▶ [What is expected]: Quote the whole listing word for word. Do not include the pictures.

──────── Supplied material ────────

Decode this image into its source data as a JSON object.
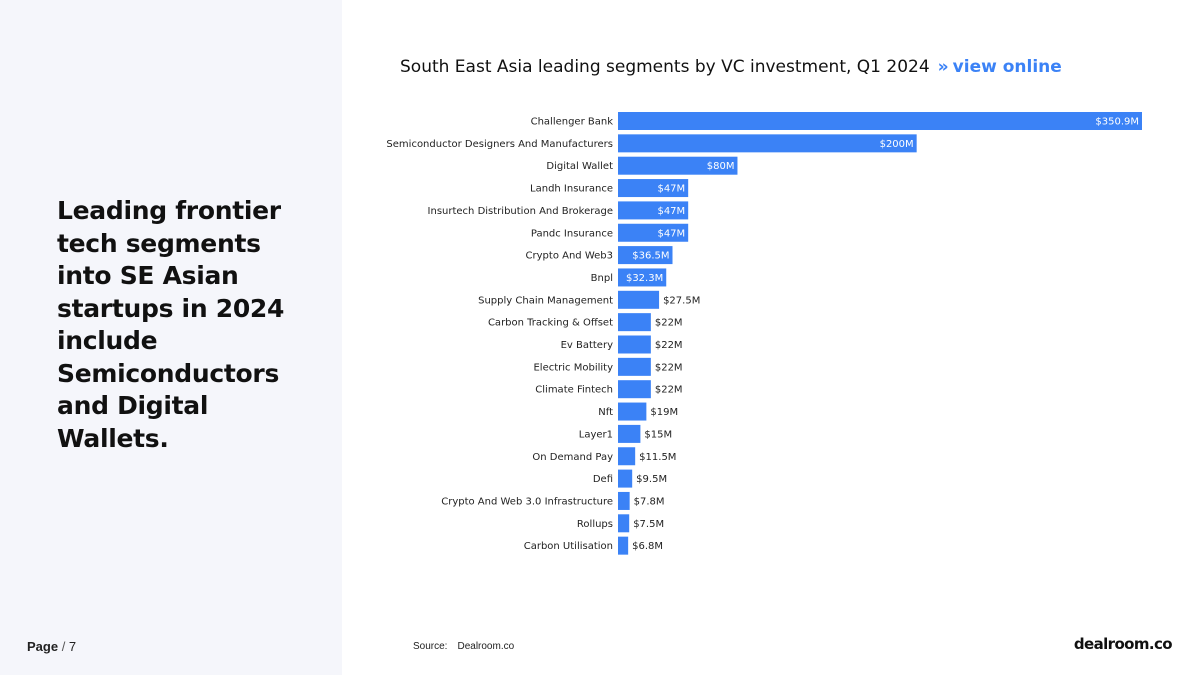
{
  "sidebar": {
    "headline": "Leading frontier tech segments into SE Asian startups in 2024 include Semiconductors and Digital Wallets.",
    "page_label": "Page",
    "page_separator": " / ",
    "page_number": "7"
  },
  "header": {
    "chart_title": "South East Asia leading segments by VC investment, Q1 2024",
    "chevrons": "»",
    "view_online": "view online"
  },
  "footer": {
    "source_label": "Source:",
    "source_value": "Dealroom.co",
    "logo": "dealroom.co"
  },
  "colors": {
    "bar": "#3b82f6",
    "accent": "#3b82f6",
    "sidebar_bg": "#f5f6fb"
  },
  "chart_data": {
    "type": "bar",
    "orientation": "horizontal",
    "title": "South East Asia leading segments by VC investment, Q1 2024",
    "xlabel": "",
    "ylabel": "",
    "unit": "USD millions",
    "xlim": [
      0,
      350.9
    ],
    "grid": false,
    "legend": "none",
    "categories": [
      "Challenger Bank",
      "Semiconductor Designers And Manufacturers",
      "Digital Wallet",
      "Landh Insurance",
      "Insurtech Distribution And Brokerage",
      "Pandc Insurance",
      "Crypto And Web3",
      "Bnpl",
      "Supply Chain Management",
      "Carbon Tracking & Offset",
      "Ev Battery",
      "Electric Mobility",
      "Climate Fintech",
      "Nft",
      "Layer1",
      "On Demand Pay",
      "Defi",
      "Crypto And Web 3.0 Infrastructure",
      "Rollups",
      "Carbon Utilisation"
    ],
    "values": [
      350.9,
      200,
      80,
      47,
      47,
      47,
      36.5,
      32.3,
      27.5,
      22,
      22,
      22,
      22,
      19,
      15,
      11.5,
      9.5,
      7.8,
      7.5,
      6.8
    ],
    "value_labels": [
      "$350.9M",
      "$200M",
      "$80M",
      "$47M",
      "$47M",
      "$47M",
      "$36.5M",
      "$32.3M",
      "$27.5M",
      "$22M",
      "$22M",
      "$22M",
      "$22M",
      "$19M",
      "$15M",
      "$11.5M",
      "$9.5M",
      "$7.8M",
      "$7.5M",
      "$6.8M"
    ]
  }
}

────────

▶ [Output of the task]:
Decode this image into its source data as a JSON object.
{
  "sidebar": {
    "headline": "Leading frontier tech segments into SE Asian startups in 2024 include Semiconductors and Digital Wallets.",
    "page_label": "Page",
    "page_separator": " / ",
    "page_number": "7"
  },
  "header": {
    "chart_title": "South East Asia leading segments by VC investment, Q1 2024",
    "chevrons": "»",
    "view_online": "view online"
  },
  "footer": {
    "source_label": "Source:",
    "source_value": "Dealroom.co",
    "logo": "dealroom.co"
  },
  "colors": {
    "bar": "#3b82f6",
    "accent": "#3b82f6",
    "sidebar_bg": "#f5f6fb"
  },
  "chart_data": {
    "type": "bar",
    "orientation": "horizontal",
    "title": "South East Asia leading segments by VC investment, Q1 2024",
    "xlabel": "",
    "ylabel": "",
    "unit": "USD millions",
    "xlim": [
      0,
      350.9
    ],
    "grid": false,
    "legend": "none",
    "categories": [
      "Challenger Bank",
      "Semiconductor Designers And Manufacturers",
      "Digital Wallet",
      "Landh Insurance",
      "Insurtech Distribution And Brokerage",
      "Pandc Insurance",
      "Crypto And Web3",
      "Bnpl",
      "Supply Chain Management",
      "Carbon Tracking & Offset",
      "Ev Battery",
      "Electric Mobility",
      "Climate Fintech",
      "Nft",
      "Layer1",
      "On Demand Pay",
      "Defi",
      "Crypto And Web 3.0 Infrastructure",
      "Rollups",
      "Carbon Utilisation"
    ],
    "values": [
      350.9,
      200,
      80,
      47,
      47,
      47,
      36.5,
      32.3,
      27.5,
      22,
      22,
      22,
      22,
      19,
      15,
      11.5,
      9.5,
      7.8,
      7.5,
      6.8
    ],
    "value_labels": [
      "$350.9M",
      "$200M",
      "$80M",
      "$47M",
      "$47M",
      "$47M",
      "$36.5M",
      "$32.3M",
      "$27.5M",
      "$22M",
      "$22M",
      "$22M",
      "$22M",
      "$19M",
      "$15M",
      "$11.5M",
      "$9.5M",
      "$7.8M",
      "$7.5M",
      "$6.8M"
    ]
  }
}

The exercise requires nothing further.